>>

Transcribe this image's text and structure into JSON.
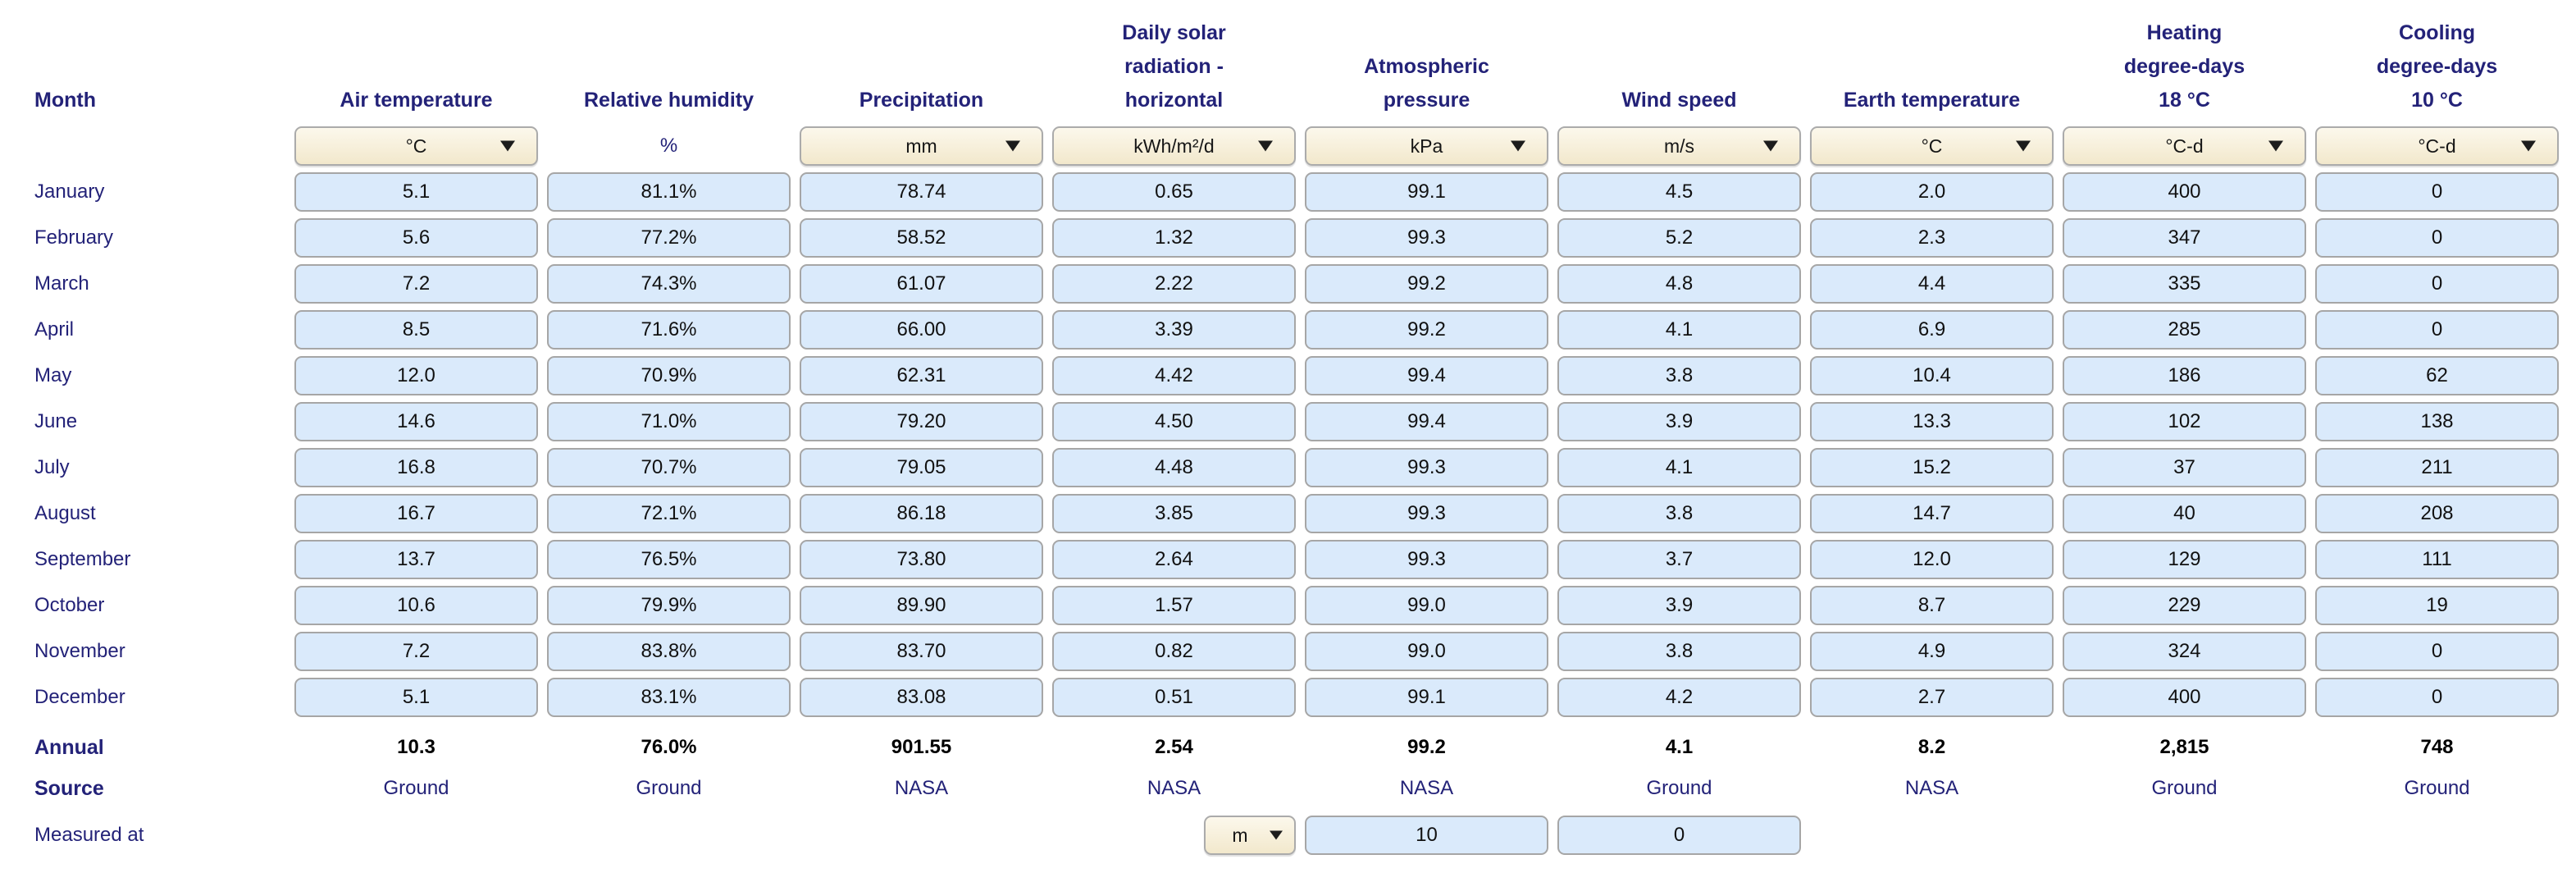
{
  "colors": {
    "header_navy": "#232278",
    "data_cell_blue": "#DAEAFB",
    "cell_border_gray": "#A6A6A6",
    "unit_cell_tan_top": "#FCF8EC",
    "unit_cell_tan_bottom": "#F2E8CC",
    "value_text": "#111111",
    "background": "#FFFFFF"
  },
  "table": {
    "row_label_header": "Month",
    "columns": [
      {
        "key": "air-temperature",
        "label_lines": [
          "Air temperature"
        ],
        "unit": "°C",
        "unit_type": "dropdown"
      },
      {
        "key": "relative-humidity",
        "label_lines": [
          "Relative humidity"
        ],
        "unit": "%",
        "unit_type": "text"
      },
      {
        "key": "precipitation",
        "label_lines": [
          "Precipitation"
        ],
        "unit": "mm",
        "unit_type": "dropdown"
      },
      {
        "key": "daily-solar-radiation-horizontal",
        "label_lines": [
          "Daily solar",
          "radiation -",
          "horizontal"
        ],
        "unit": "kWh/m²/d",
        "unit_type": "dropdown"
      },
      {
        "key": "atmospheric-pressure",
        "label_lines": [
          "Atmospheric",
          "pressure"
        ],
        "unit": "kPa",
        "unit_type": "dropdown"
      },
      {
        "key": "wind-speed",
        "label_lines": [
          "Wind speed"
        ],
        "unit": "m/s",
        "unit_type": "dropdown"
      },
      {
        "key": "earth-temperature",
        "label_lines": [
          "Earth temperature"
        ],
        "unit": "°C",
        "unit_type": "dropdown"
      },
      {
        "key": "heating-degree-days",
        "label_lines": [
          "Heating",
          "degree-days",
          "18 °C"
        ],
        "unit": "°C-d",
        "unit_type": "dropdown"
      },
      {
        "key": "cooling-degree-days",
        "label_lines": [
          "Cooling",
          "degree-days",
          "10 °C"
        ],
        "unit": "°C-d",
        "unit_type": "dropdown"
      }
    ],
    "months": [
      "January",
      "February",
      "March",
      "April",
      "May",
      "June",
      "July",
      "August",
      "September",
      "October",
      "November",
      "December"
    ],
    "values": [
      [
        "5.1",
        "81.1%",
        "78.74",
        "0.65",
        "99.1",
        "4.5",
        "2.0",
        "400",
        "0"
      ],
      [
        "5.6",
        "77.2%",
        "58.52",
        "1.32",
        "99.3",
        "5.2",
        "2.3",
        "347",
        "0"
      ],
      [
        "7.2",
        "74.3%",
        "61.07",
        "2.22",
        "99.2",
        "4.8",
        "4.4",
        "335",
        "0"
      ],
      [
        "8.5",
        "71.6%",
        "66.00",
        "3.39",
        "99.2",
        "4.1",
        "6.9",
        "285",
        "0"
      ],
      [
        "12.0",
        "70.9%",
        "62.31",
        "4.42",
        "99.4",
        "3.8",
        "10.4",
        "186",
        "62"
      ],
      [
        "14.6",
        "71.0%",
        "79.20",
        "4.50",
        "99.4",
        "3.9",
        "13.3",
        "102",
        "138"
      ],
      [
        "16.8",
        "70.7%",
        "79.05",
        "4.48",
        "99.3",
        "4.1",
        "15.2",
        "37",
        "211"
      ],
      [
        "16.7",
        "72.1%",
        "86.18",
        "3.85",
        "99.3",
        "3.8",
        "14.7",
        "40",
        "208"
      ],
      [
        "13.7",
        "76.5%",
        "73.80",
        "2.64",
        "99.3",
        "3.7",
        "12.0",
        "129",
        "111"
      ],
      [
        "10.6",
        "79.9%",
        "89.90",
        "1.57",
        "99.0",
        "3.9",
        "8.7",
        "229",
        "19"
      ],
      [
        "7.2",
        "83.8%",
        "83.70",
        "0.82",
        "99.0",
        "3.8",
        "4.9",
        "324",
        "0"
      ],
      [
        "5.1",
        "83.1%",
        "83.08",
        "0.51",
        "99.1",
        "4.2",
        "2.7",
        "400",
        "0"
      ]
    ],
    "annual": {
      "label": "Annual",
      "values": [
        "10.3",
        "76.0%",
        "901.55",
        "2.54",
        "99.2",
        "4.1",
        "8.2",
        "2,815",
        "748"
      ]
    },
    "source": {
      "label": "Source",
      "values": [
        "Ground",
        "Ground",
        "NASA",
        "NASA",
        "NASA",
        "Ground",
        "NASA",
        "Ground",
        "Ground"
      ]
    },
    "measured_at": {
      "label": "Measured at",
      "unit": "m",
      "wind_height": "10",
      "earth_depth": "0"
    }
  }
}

<<

What is expected:
Restate the full listing verbatim and drop every picture.

Completed exercise:
Transcribe this image's text and structure into JSON.
{
  "colors": {
    "header_navy": "#232278",
    "data_cell_blue": "#DAEAFB",
    "cell_border_gray": "#A6A6A6",
    "unit_cell_tan_top": "#FCF8EC",
    "unit_cell_tan_bottom": "#F2E8CC",
    "value_text": "#111111",
    "background": "#FFFFFF"
  },
  "table": {
    "row_label_header": "Month",
    "columns": [
      {
        "key": "air-temperature",
        "label_lines": [
          "Air temperature"
        ],
        "unit": "°C",
        "unit_type": "dropdown"
      },
      {
        "key": "relative-humidity",
        "label_lines": [
          "Relative humidity"
        ],
        "unit": "%",
        "unit_type": "text"
      },
      {
        "key": "precipitation",
        "label_lines": [
          "Precipitation"
        ],
        "unit": "mm",
        "unit_type": "dropdown"
      },
      {
        "key": "daily-solar-radiation-horizontal",
        "label_lines": [
          "Daily solar",
          "radiation -",
          "horizontal"
        ],
        "unit": "kWh/m²/d",
        "unit_type": "dropdown"
      },
      {
        "key": "atmospheric-pressure",
        "label_lines": [
          "Atmospheric",
          "pressure"
        ],
        "unit": "kPa",
        "unit_type": "dropdown"
      },
      {
        "key": "wind-speed",
        "label_lines": [
          "Wind speed"
        ],
        "unit": "m/s",
        "unit_type": "dropdown"
      },
      {
        "key": "earth-temperature",
        "label_lines": [
          "Earth temperature"
        ],
        "unit": "°C",
        "unit_type": "dropdown"
      },
      {
        "key": "heating-degree-days",
        "label_lines": [
          "Heating",
          "degree-days",
          "18 °C"
        ],
        "unit": "°C-d",
        "unit_type": "dropdown"
      },
      {
        "key": "cooling-degree-days",
        "label_lines": [
          "Cooling",
          "degree-days",
          "10 °C"
        ],
        "unit": "°C-d",
        "unit_type": "dropdown"
      }
    ],
    "months": [
      "January",
      "February",
      "March",
      "April",
      "May",
      "June",
      "July",
      "August",
      "September",
      "October",
      "November",
      "December"
    ],
    "values": [
      [
        "5.1",
        "81.1%",
        "78.74",
        "0.65",
        "99.1",
        "4.5",
        "2.0",
        "400",
        "0"
      ],
      [
        "5.6",
        "77.2%",
        "58.52",
        "1.32",
        "99.3",
        "5.2",
        "2.3",
        "347",
        "0"
      ],
      [
        "7.2",
        "74.3%",
        "61.07",
        "2.22",
        "99.2",
        "4.8",
        "4.4",
        "335",
        "0"
      ],
      [
        "8.5",
        "71.6%",
        "66.00",
        "3.39",
        "99.2",
        "4.1",
        "6.9",
        "285",
        "0"
      ],
      [
        "12.0",
        "70.9%",
        "62.31",
        "4.42",
        "99.4",
        "3.8",
        "10.4",
        "186",
        "62"
      ],
      [
        "14.6",
        "71.0%",
        "79.20",
        "4.50",
        "99.4",
        "3.9",
        "13.3",
        "102",
        "138"
      ],
      [
        "16.8",
        "70.7%",
        "79.05",
        "4.48",
        "99.3",
        "4.1",
        "15.2",
        "37",
        "211"
      ],
      [
        "16.7",
        "72.1%",
        "86.18",
        "3.85",
        "99.3",
        "3.8",
        "14.7",
        "40",
        "208"
      ],
      [
        "13.7",
        "76.5%",
        "73.80",
        "2.64",
        "99.3",
        "3.7",
        "12.0",
        "129",
        "111"
      ],
      [
        "10.6",
        "79.9%",
        "89.90",
        "1.57",
        "99.0",
        "3.9",
        "8.7",
        "229",
        "19"
      ],
      [
        "7.2",
        "83.8%",
        "83.70",
        "0.82",
        "99.0",
        "3.8",
        "4.9",
        "324",
        "0"
      ],
      [
        "5.1",
        "83.1%",
        "83.08",
        "0.51",
        "99.1",
        "4.2",
        "2.7",
        "400",
        "0"
      ]
    ],
    "annual": {
      "label": "Annual",
      "values": [
        "10.3",
        "76.0%",
        "901.55",
        "2.54",
        "99.2",
        "4.1",
        "8.2",
        "2,815",
        "748"
      ]
    },
    "source": {
      "label": "Source",
      "values": [
        "Ground",
        "Ground",
        "NASA",
        "NASA",
        "NASA",
        "Ground",
        "NASA",
        "Ground",
        "Ground"
      ]
    },
    "measured_at": {
      "label": "Measured at",
      "unit": "m",
      "wind_height": "10",
      "earth_depth": "0"
    }
  }
}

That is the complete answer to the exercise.